* **Material supplied**:
>> Start
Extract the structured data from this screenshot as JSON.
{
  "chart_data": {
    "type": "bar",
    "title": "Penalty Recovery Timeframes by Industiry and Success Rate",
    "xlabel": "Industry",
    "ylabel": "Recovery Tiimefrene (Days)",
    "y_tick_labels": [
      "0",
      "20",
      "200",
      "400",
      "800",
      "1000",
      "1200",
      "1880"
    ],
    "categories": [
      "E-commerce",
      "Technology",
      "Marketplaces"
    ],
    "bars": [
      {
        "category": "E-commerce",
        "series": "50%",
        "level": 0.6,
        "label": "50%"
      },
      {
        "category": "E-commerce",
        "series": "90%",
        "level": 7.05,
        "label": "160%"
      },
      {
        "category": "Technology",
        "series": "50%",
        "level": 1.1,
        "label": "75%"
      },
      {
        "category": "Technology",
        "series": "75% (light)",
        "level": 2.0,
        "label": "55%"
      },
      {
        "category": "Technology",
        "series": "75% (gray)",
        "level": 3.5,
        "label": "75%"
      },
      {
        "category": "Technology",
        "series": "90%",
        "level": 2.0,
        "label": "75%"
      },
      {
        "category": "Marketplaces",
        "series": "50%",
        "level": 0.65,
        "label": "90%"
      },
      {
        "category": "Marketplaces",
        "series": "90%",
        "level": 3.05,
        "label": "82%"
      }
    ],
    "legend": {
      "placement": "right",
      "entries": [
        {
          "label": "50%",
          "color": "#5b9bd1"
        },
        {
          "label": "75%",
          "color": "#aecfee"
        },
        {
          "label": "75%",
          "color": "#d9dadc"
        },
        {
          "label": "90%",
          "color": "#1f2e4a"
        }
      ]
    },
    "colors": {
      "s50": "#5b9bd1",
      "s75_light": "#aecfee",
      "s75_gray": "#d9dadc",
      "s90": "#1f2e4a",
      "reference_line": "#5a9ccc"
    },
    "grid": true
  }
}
>> End
* **Goal of the exercise**:
Transcribe all entries exactly as they are given.

* **Answer in full**:
Extract the structured data from this screenshot as JSON.
{
  "chart_data": {
    "type": "bar",
    "title": "Penalty Recovery Timeframes by Industiry and Success Rate",
    "xlabel": "Industry",
    "ylabel": "Recovery Tiimefrene (Days)",
    "y_tick_labels": [
      "0",
      "20",
      "200",
      "400",
      "800",
      "1000",
      "1200",
      "1880"
    ],
    "categories": [
      "E-commerce",
      "Technology",
      "Marketplaces"
    ],
    "bars": [
      {
        "category": "E-commerce",
        "series": "50%",
        "level": 0.6,
        "label": "50%"
      },
      {
        "category": "E-commerce",
        "series": "90%",
        "level": 7.05,
        "label": "160%"
      },
      {
        "category": "Technology",
        "series": "50%",
        "level": 1.1,
        "label": "75%"
      },
      {
        "category": "Technology",
        "series": "75% (light)",
        "level": 2.0,
        "label": "55%"
      },
      {
        "category": "Technology",
        "series": "75% (gray)",
        "level": 3.5,
        "label": "75%"
      },
      {
        "category": "Technology",
        "series": "90%",
        "level": 2.0,
        "label": "75%"
      },
      {
        "category": "Marketplaces",
        "series": "50%",
        "level": 0.65,
        "label": "90%"
      },
      {
        "category": "Marketplaces",
        "series": "90%",
        "level": 3.05,
        "label": "82%"
      }
    ],
    "legend": {
      "placement": "right",
      "entries": [
        {
          "label": "50%",
          "color": "#5b9bd1"
        },
        {
          "label": "75%",
          "color": "#aecfee"
        },
        {
          "label": "75%",
          "color": "#d9dadc"
        },
        {
          "label": "90%",
          "color": "#1f2e4a"
        }
      ]
    },
    "colors": {
      "s50": "#5b9bd1",
      "s75_light": "#aecfee",
      "s75_gray": "#d9dadc",
      "s90": "#1f2e4a",
      "reference_line": "#5a9ccc"
    },
    "grid": true
  }
}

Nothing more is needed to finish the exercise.